• **Task goal**:
Copy every line of the records below where the word "cadherin" occurs.

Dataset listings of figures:
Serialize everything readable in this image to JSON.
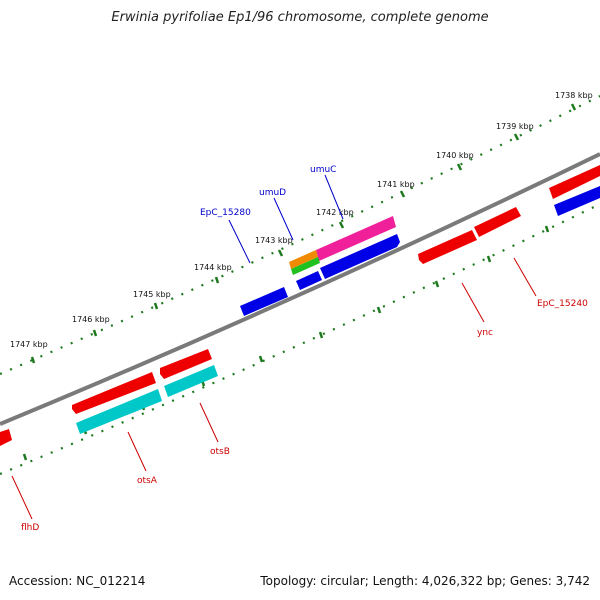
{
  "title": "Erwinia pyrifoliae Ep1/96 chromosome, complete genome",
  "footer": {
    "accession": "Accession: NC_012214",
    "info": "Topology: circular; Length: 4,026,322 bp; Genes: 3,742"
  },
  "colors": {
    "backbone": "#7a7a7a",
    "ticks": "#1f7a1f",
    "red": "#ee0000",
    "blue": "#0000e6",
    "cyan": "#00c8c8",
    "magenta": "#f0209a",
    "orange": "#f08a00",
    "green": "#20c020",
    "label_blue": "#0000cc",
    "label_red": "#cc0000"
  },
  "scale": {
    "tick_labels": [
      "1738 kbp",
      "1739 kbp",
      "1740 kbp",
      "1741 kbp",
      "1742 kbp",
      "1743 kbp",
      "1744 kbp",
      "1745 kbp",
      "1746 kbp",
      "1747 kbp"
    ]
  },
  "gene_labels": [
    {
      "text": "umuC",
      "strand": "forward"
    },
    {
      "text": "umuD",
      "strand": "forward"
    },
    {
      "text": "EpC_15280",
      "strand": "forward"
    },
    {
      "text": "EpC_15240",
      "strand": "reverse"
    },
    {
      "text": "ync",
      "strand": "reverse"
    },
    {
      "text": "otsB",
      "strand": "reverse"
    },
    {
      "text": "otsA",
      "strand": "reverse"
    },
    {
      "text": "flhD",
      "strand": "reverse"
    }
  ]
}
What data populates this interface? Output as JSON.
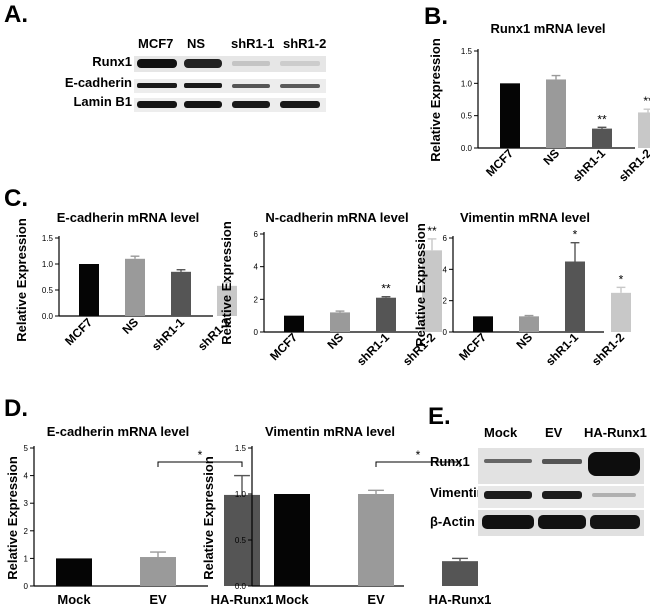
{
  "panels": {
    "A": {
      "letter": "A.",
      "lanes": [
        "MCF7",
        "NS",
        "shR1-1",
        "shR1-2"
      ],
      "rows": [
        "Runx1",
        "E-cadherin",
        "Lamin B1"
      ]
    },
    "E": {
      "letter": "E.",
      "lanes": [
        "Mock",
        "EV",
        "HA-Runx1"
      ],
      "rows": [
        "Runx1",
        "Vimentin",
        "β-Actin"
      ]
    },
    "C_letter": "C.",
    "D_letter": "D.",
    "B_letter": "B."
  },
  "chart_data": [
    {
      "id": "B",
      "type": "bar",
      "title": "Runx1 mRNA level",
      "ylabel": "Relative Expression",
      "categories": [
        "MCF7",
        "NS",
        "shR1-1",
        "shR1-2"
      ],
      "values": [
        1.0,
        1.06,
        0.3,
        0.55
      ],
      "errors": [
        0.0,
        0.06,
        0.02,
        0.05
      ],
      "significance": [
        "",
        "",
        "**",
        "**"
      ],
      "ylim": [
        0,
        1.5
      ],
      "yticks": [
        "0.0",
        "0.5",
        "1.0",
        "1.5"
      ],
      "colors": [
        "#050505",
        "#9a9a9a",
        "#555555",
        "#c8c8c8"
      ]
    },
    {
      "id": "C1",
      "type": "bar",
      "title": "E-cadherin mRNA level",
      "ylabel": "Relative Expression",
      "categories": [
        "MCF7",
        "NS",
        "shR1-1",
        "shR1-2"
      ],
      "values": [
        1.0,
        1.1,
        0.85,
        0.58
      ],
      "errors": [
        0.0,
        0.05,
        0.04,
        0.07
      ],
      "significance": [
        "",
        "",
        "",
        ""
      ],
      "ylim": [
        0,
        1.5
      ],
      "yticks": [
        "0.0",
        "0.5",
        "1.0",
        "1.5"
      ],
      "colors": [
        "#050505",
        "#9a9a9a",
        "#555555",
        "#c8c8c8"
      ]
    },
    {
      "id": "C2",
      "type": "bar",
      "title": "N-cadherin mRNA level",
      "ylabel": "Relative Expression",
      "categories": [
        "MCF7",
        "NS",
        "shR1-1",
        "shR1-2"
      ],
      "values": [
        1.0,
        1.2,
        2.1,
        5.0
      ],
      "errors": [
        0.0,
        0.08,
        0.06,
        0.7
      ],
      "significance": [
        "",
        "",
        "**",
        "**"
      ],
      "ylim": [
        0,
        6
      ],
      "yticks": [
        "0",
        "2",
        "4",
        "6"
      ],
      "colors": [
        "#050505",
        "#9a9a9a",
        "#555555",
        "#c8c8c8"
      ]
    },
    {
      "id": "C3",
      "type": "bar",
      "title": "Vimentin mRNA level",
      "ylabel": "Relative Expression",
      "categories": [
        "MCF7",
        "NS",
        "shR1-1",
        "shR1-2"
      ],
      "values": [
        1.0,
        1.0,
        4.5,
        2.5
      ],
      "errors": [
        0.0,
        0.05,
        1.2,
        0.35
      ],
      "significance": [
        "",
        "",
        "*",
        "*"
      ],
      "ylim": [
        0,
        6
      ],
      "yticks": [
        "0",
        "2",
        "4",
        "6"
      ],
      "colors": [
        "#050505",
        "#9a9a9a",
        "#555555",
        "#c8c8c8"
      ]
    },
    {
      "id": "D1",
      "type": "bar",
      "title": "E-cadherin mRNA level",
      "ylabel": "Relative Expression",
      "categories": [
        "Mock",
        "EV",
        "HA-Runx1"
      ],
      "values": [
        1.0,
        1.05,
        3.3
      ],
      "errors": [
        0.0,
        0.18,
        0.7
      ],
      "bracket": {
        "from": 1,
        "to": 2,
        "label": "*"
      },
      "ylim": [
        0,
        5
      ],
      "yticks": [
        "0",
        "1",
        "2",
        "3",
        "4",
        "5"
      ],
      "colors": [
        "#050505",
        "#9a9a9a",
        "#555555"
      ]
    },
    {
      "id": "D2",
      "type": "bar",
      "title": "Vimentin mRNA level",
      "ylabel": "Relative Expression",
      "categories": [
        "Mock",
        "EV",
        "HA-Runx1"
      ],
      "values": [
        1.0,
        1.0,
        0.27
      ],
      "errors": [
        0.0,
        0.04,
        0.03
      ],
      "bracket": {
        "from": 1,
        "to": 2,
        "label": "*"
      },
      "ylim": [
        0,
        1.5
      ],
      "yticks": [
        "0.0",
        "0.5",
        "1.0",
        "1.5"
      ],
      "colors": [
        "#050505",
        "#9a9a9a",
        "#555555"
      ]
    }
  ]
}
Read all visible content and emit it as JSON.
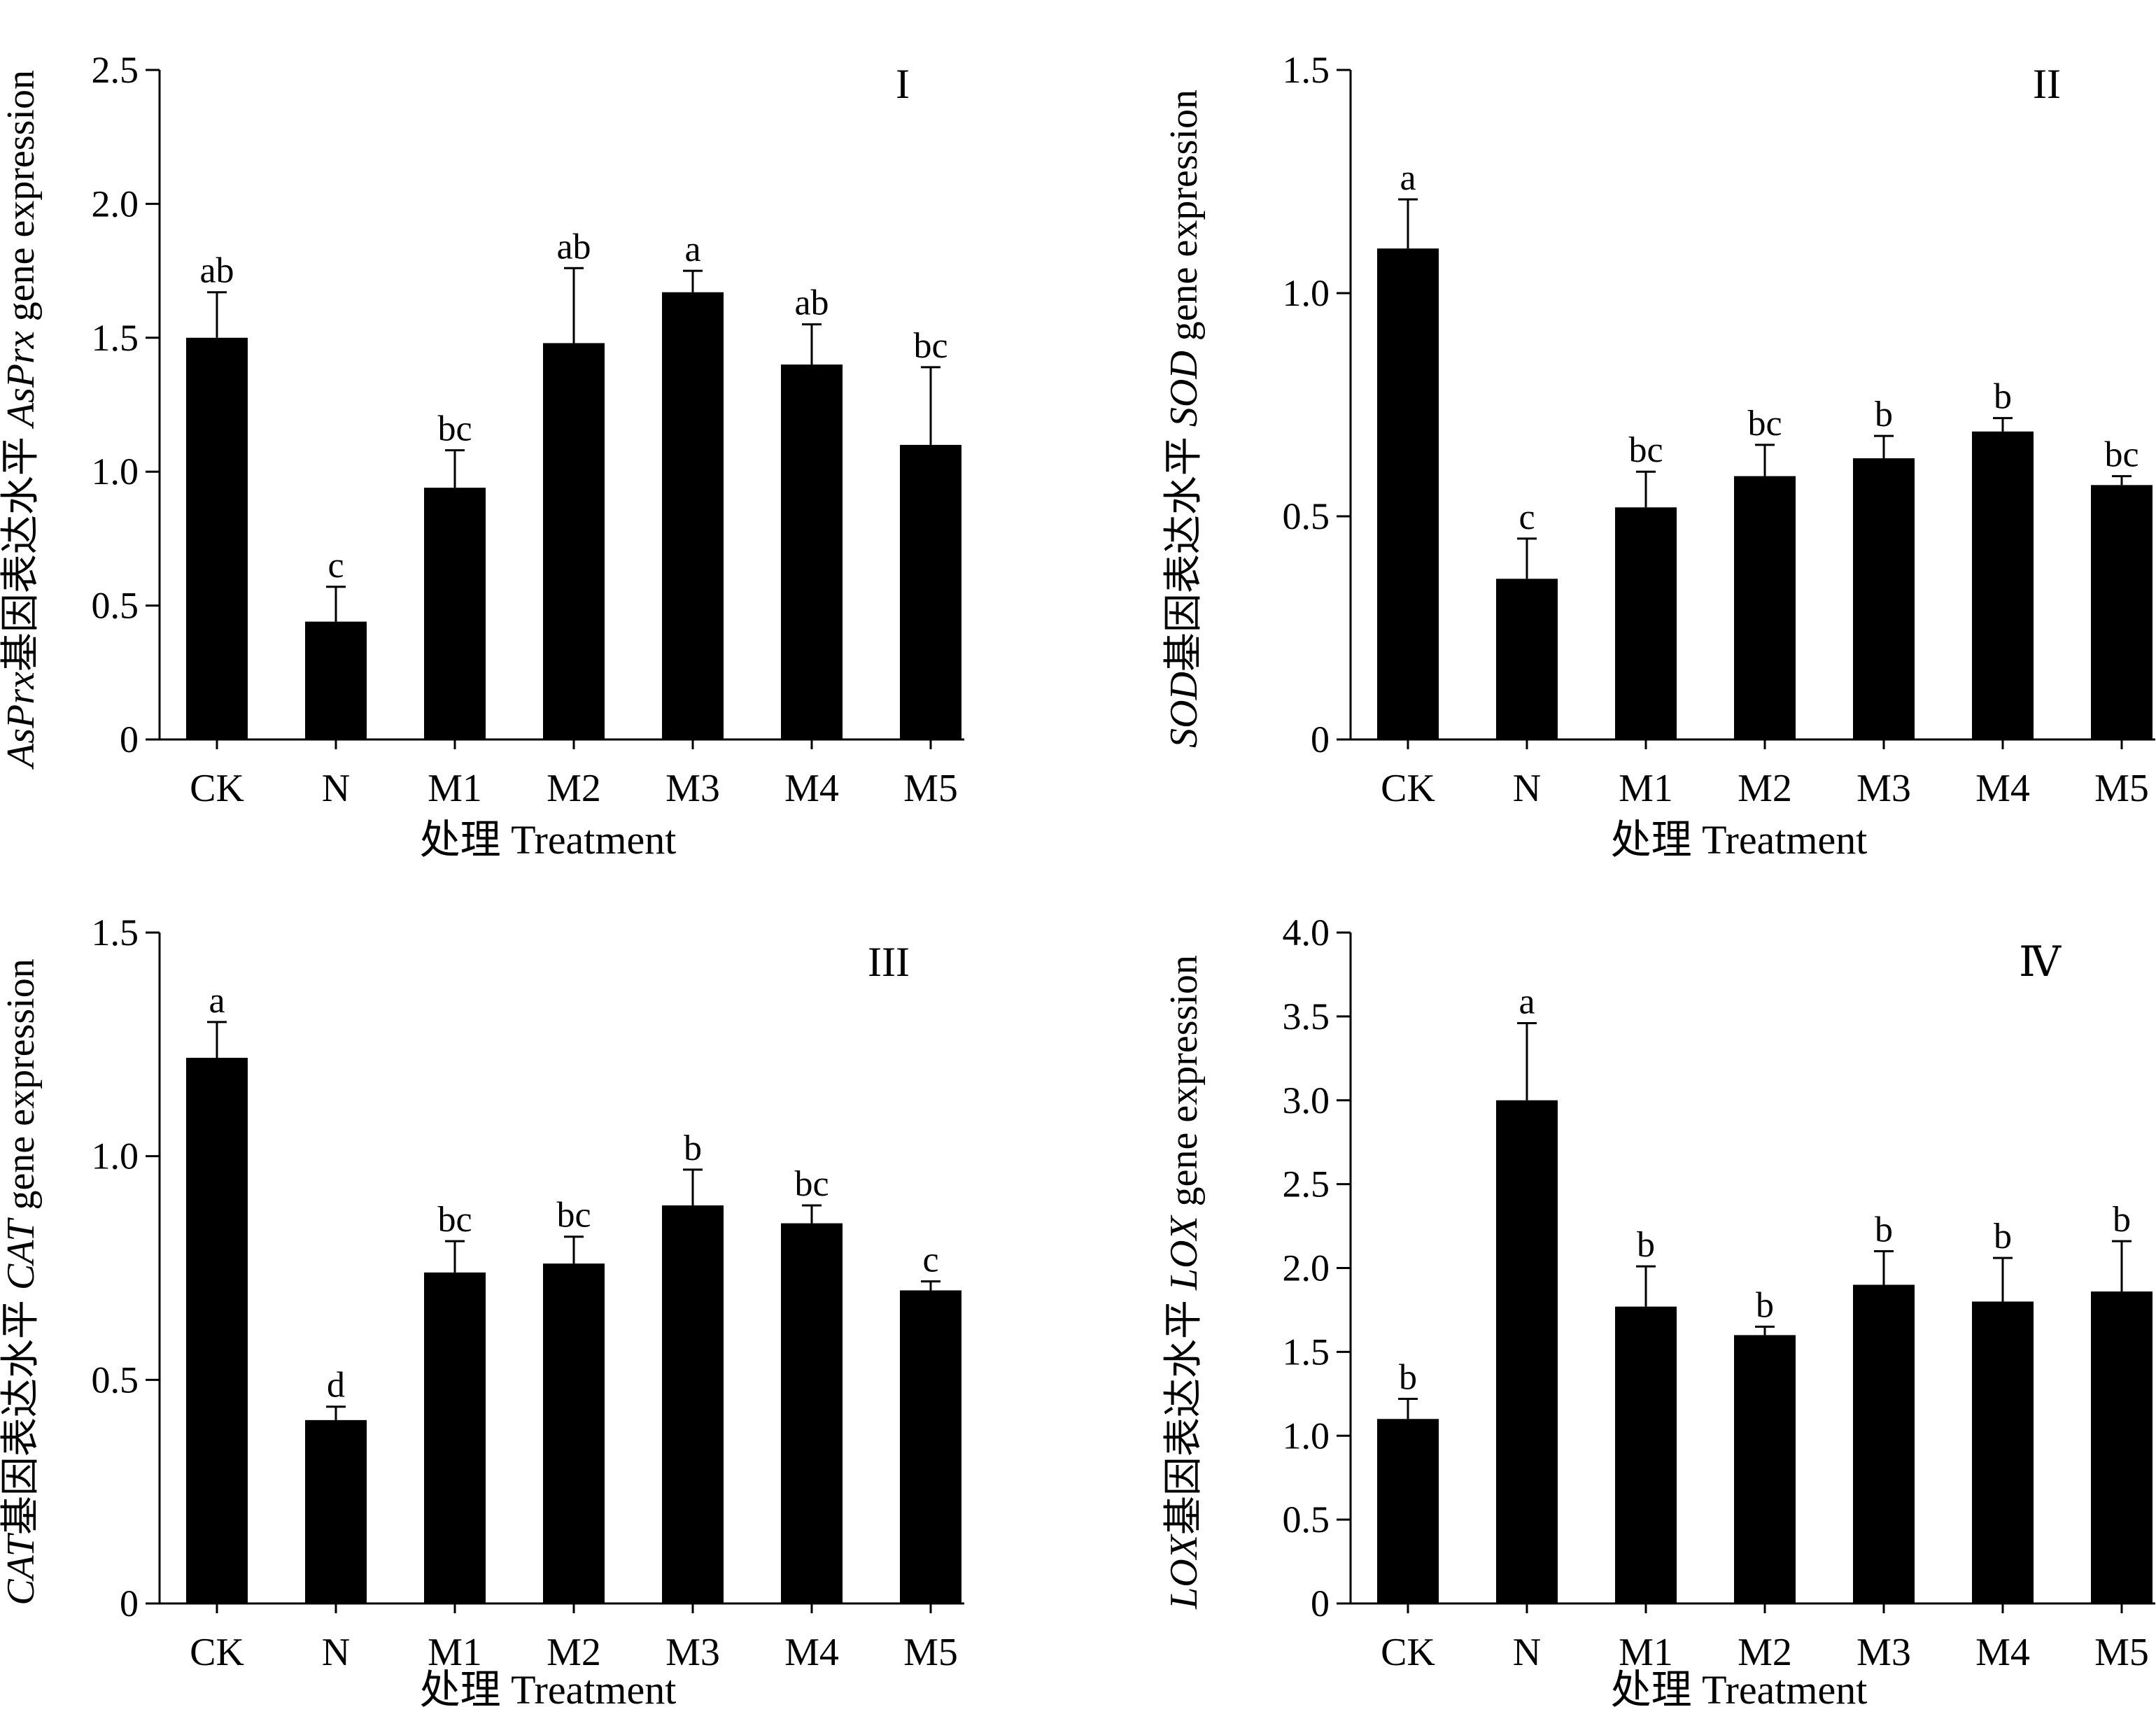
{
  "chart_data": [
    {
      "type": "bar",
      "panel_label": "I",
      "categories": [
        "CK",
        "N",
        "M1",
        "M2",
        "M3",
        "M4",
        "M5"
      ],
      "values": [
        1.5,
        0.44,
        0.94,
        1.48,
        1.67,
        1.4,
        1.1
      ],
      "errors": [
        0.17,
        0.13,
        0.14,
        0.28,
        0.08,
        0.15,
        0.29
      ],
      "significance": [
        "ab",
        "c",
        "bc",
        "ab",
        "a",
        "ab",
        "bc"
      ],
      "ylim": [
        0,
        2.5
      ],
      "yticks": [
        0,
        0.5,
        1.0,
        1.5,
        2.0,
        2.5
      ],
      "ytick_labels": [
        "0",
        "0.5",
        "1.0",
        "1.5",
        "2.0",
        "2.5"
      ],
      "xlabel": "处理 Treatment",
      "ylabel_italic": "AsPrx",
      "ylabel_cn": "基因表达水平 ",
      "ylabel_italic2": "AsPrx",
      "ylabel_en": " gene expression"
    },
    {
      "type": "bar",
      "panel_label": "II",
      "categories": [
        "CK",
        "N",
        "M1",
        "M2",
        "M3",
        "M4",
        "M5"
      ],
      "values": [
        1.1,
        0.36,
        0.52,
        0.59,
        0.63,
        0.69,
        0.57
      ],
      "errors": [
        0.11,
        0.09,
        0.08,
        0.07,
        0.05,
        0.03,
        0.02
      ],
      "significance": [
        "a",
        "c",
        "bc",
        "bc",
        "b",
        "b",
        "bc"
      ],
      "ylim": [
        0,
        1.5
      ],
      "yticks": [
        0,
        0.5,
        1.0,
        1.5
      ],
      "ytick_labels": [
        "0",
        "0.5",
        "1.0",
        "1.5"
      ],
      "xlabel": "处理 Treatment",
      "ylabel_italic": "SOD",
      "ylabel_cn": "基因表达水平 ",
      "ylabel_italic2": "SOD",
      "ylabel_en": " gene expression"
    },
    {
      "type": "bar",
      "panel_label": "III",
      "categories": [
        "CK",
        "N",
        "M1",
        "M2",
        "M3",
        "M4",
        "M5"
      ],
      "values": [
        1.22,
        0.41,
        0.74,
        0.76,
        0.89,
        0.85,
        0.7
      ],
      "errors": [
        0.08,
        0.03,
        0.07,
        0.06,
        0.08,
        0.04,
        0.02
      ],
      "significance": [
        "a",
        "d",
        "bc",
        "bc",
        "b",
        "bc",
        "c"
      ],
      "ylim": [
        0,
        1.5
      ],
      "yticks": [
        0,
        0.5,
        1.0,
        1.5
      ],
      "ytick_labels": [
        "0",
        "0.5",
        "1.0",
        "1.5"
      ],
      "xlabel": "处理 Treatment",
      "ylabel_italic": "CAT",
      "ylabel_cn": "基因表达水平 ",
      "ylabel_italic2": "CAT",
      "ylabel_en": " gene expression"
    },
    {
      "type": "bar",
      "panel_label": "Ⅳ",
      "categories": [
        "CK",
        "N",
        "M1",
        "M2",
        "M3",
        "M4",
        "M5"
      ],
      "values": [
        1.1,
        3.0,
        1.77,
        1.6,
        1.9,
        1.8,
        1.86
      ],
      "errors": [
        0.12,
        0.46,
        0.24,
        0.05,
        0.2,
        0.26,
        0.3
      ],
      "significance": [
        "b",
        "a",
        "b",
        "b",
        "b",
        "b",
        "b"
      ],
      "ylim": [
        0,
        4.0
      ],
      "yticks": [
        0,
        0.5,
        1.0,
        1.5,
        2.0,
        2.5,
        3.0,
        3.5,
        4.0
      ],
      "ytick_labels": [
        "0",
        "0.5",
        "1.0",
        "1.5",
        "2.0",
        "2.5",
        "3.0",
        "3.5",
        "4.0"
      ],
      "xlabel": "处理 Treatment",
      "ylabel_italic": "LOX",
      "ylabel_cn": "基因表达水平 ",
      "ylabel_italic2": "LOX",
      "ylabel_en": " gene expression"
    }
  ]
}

• **Response area**:
        "E-cadherin",
      "title": "E-cadherin mRNA level",
      "title": "N-cadherin mRNA level",
      "title": "E-cadherin mRNA level",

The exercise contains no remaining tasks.